* **DIRECTIONS**
a. Extract the stretch of the article on H.R. 3417 from "The Problem This" through "solve these issues.".
b. What does the article on H.R. 3417 say?
(i) In what month and year was H.R. 3417 introduced?
(ii) In what year was the ADA passed?
(iii) Which title of the ADA have some courts read as covering only businesses with physical locations?
c. Proceed with the article on H.R. 3417, picking up after its final sentence.

* **SOURCE TEXT**
__________________________________________________
In May 2025, a landmark piece of legislation was introduced in the U.S. House of Representatives: H.R. 3417. Listed as “To establish uniform accessibility standards for websites and applications of employers, employment agencies, labor organizations, joint labor-management committees, public entities, public accommodations, testing entities, and commercial providers, and for other purposes.”, this is basically also to be known as “Websites and Software Applications Accessibility Act of 2025”. I’ve been given an advanced look at the eventual long-form content of this bill. Let’s take a detailed look into what the bill proposes, why it matters, and what potential challenges and opportunities it presents.

The Problem This Act Solves

Since the ADA was passed in 1990, courts, companies, and people with disabilities have struggled with the question: does the ADA apply to websites and mobile apps? The answer has been inconsistent. Some courts have interpreted Title III of the ADA to cover only businesses with physical locations. Others have applied it more broadly, especially when digital services are tied to physical establishments. This inconsistency has led to:

  • Widespread digital inaccessibility
  • Confusion and inconsistency in court decisions
  • A lack of enforcement by the DOJ
  • Exclusion of people with disabilities from key areas of modern life

This bill purportedly aims to solve these issues.
__________________________________________________
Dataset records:
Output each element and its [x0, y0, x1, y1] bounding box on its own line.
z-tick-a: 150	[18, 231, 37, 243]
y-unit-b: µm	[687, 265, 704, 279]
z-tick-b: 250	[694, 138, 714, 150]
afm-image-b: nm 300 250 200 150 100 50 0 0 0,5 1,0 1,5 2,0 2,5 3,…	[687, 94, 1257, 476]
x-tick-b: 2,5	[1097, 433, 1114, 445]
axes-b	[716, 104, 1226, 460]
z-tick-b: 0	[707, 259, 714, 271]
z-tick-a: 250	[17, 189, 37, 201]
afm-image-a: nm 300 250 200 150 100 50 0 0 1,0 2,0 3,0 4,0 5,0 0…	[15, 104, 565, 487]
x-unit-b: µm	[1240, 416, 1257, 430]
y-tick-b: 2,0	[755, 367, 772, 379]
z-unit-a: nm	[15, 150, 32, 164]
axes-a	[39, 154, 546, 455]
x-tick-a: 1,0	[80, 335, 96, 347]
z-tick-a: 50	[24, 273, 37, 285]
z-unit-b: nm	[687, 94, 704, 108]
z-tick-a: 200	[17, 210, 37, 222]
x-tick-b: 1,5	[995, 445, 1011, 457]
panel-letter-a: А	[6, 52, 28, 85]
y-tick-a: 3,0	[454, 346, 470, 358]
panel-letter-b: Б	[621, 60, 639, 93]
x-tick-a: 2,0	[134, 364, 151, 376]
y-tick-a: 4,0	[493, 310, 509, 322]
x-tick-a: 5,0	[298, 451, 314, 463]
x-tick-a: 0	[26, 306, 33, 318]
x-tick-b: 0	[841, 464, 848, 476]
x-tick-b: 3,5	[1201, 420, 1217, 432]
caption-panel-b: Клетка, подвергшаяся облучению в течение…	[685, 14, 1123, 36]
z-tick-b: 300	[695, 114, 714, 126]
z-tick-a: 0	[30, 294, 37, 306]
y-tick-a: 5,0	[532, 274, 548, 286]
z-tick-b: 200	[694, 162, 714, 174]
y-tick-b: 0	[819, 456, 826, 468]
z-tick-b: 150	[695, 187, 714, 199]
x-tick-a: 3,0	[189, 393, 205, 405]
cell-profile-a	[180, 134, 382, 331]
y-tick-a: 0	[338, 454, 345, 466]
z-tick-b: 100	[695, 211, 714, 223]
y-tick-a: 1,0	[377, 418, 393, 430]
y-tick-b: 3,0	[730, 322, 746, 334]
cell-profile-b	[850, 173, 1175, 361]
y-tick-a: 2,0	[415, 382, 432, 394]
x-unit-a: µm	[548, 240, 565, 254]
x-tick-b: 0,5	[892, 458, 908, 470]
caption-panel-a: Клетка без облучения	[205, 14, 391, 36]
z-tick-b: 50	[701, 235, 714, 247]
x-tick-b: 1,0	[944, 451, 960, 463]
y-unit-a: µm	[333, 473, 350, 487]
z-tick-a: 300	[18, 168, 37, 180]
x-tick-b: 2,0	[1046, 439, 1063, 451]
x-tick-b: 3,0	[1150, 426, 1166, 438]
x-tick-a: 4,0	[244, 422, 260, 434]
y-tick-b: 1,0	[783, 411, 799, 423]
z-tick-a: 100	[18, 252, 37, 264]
__________________________________________________
* **TASK-BY-TASK OUTPUTS**
a.
The Problem This Act Solves

Since the ADA was passed in 1990, courts, companies, and people with disabilities have struggled with the question: does the ADA apply to websites and mobile apps? The answer has been inconsistent. Some courts have interpreted Title III of the ADA to cover only businesses with physical locations. Others have applied it more broadly, especially when digital services are tied to physical establishments. This inconsistency has led to:

  • Widespread digital inaccessibility
  • Confusion and inconsistency in court decisions
  • A lack of enforcement by the DOJ
  • Exclusion of people with disabilities from key areas of modern life

This bill purportedly aims to solve these issues.

b.
(i) May 2025
(ii) 1990
(iii) Title III

c.
What the Act Does

Establishes Legal Clarity

The bill states clearly that the ADA applies to all websites and applications, regardless of whether they are connected to a physical location. This includes:

  • Employers
  • Employment agencies
  • Public and private educational institutions
  • Government agencies and services
  • Retailers, e-commerce platforms, and service providers
  • Educational and professional testing services

Defines Accessibility

The bill adopts the widely accepted POUR principles to define accessibility:

  • Perceivable: Information must be presented in ways users can perceive
  • Operable: User interfaces must be navigable through various methods
  • Understandable: Content and processes must be clear and consistent
  • Robust: Content must work with a variety of assistive technologies

Mandates Regulation and Enforcement

The bill delegates responsibility as follows:

  • The Department of Justice (DOJ) will regulate public entities, public accommodations, and testing organizations
  • The Equal Employment Opportunity Commission (EEOC) will regulate employment entities

Each agency must:

  • Propose rules within 12 months
  • Finalize rules within 24 months
  • Update rules every 3 years
  • Consider the capacity of small entities and extend compliance timelines for them (3 years after final rule, compared to 30 days for others)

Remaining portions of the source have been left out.